*SHORT TASK*
From the records, pick out and copy each line containing "flip".

====================

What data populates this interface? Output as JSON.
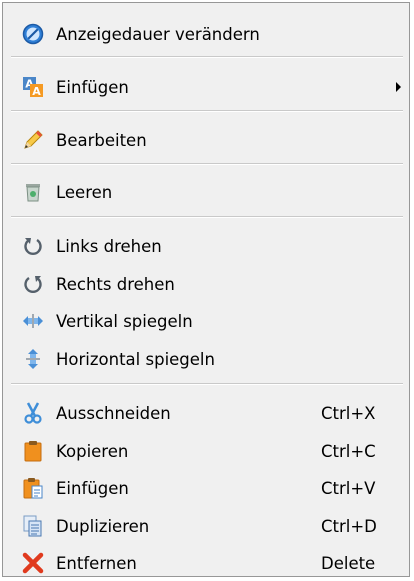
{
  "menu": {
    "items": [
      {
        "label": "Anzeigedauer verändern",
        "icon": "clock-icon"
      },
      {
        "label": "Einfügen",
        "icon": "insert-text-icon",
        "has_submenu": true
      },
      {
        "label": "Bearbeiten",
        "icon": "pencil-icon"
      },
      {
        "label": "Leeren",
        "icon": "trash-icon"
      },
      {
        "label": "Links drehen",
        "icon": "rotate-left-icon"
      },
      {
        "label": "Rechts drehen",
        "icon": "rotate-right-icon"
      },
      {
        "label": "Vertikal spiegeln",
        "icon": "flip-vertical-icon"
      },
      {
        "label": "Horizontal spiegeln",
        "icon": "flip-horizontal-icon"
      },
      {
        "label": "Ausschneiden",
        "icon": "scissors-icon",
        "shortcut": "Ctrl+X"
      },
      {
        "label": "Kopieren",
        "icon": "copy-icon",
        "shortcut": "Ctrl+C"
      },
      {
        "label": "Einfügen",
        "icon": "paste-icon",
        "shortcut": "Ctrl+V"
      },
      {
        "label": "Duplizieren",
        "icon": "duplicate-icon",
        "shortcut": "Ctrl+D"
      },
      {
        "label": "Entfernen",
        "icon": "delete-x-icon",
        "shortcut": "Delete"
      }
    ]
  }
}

====================

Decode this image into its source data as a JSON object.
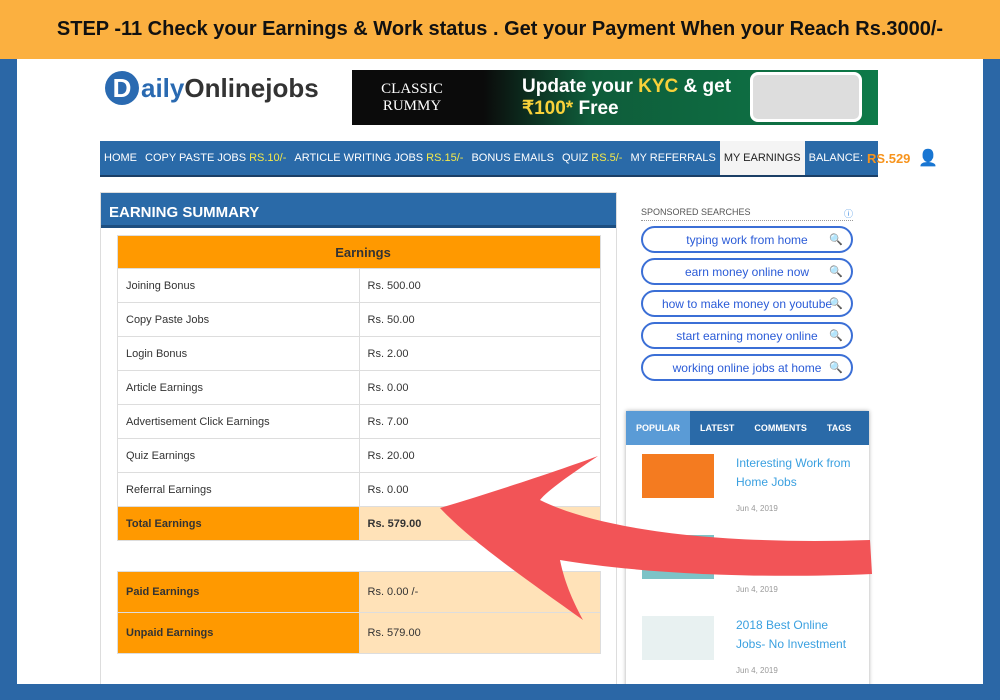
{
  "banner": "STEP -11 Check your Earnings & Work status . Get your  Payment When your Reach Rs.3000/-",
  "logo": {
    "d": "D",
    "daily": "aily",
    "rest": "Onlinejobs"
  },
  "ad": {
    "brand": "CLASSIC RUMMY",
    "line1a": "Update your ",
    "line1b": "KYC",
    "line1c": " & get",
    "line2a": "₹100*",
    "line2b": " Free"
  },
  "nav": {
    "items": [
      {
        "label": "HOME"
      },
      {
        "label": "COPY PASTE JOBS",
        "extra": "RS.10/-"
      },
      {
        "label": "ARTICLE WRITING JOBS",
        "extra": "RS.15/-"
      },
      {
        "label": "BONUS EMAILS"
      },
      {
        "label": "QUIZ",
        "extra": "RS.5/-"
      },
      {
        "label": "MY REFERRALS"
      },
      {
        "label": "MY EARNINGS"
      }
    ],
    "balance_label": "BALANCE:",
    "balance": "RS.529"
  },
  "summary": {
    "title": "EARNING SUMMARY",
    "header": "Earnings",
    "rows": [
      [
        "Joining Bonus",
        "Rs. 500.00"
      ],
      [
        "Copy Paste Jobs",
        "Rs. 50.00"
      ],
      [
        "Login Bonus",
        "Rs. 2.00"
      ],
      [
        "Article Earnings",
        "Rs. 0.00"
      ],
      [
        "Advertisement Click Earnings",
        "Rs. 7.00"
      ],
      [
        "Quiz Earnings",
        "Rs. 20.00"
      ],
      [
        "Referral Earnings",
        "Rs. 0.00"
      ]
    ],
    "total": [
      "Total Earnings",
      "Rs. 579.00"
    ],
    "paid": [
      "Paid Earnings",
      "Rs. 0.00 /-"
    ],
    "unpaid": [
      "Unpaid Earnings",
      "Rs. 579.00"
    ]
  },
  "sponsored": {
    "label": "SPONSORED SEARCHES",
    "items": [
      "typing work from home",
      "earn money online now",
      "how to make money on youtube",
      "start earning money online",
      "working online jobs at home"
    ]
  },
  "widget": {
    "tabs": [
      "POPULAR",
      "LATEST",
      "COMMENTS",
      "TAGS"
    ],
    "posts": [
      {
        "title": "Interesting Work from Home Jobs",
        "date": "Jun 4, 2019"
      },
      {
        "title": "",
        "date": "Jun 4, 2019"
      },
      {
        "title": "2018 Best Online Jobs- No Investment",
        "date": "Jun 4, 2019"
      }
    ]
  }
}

====================

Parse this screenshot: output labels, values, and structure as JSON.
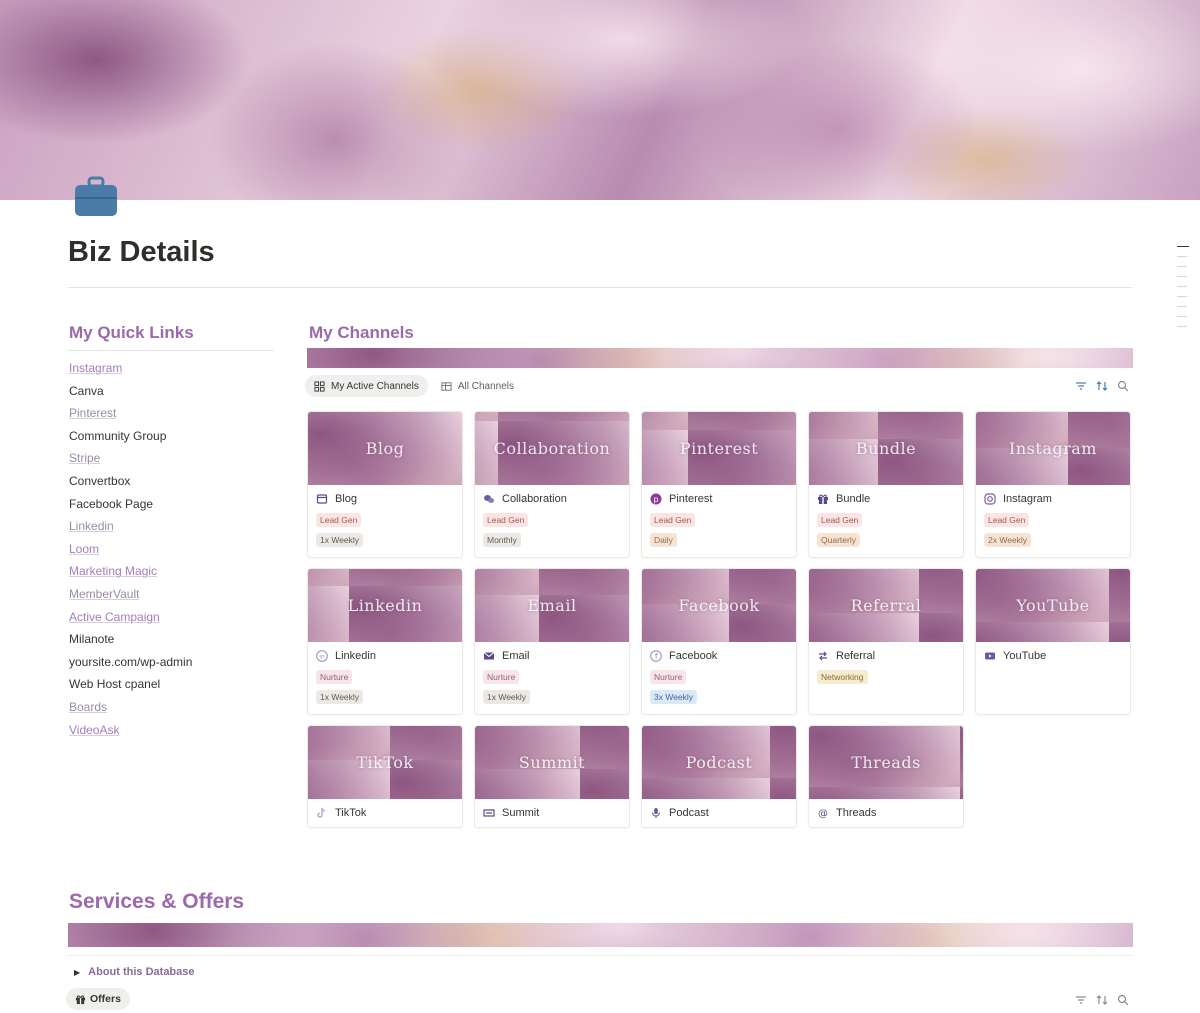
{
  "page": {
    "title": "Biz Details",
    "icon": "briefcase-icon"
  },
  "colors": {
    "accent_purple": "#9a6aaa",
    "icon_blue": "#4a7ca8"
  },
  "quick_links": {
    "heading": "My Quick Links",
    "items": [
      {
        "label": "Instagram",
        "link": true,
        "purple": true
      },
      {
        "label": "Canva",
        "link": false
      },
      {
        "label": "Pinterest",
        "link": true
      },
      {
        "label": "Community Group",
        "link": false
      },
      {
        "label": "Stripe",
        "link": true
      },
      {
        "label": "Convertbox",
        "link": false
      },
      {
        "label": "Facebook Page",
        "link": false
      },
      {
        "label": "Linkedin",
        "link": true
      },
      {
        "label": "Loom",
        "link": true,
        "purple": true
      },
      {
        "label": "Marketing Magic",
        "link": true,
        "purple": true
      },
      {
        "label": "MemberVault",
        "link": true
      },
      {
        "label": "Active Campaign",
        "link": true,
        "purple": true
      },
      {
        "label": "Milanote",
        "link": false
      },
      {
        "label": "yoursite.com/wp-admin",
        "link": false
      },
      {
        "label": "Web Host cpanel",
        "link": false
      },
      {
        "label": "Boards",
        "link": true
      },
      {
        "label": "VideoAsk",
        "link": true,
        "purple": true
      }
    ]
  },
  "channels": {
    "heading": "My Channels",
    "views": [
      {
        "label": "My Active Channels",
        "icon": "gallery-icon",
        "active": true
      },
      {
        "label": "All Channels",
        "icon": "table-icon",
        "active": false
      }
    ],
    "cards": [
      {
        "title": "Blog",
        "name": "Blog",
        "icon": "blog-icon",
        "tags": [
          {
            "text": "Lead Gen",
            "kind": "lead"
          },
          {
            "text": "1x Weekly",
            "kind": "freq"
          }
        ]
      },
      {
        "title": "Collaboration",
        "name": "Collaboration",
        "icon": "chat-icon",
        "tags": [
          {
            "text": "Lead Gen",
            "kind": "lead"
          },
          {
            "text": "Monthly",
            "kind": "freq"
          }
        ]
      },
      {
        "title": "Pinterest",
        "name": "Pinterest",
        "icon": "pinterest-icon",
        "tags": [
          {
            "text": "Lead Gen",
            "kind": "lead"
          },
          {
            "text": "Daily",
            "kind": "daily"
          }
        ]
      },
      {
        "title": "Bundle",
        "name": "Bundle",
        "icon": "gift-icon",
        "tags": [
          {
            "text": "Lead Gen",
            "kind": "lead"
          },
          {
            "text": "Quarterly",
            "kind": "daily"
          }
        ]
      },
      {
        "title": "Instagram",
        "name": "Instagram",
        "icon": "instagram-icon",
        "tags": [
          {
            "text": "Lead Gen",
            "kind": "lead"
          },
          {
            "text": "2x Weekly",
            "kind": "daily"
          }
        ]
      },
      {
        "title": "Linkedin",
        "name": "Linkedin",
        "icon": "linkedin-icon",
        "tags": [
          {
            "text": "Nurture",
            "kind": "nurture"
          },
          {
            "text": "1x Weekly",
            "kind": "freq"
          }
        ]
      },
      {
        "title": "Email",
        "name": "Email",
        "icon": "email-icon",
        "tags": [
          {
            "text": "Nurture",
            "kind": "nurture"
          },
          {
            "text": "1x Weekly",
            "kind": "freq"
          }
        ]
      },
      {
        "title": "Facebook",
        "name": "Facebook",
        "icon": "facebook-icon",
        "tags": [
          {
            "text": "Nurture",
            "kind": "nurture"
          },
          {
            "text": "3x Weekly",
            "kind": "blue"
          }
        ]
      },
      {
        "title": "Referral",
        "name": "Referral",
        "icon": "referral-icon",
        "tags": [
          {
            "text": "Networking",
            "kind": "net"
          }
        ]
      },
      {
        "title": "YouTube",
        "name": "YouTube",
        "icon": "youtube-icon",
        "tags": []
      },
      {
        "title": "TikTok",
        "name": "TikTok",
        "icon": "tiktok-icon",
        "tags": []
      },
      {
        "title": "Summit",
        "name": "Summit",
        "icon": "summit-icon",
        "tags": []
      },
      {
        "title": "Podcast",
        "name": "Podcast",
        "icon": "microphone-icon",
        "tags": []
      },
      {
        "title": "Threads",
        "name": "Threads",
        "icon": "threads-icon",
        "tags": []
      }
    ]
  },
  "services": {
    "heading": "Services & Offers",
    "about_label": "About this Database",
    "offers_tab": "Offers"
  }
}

====================

*SOLUTION TO THE EXERCISE*
        "icon": "flip-vertical-icon"
        "icon": "flip-horizontal-icon"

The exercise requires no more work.